<<<<

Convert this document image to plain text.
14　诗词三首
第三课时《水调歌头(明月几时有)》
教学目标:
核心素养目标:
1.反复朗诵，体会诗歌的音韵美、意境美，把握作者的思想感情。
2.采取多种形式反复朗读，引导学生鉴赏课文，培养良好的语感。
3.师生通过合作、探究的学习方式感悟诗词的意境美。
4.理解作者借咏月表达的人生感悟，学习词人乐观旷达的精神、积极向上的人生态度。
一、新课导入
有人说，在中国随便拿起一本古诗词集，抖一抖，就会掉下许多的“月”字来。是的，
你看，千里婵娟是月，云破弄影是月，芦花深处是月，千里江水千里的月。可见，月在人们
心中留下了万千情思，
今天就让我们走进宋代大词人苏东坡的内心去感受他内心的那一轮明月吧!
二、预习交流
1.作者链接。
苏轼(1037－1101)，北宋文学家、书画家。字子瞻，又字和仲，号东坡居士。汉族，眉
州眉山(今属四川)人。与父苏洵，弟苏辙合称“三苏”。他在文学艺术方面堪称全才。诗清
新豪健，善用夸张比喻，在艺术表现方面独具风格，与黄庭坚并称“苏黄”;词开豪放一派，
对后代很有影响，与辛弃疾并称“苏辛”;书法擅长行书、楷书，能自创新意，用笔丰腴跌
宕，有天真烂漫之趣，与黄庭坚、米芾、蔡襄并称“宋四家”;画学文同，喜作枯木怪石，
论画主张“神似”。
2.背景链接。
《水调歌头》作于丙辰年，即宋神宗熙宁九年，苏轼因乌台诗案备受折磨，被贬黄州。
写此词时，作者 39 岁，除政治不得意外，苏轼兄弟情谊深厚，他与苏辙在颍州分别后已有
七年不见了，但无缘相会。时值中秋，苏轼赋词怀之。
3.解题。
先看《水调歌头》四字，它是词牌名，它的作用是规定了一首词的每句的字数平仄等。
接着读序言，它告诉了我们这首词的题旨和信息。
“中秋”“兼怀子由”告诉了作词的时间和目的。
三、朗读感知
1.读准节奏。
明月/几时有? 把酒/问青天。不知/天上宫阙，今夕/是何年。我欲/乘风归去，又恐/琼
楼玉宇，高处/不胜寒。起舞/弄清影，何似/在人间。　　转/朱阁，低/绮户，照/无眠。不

>>>>

* Short problem *
Go through the data above and find the lines with the word "水调歌头". Copy each of those lines.

* Solution below *
第三课时《水调歌头(明月几时有)》
《水调歌头》作于丙辰年，即宋神宗熙宁九年，苏轼因乌台诗案备受折磨，被贬黄州。
先看《水调歌头》四字，它是词牌名，它的作用是规定了一首词的每句的字数平仄等。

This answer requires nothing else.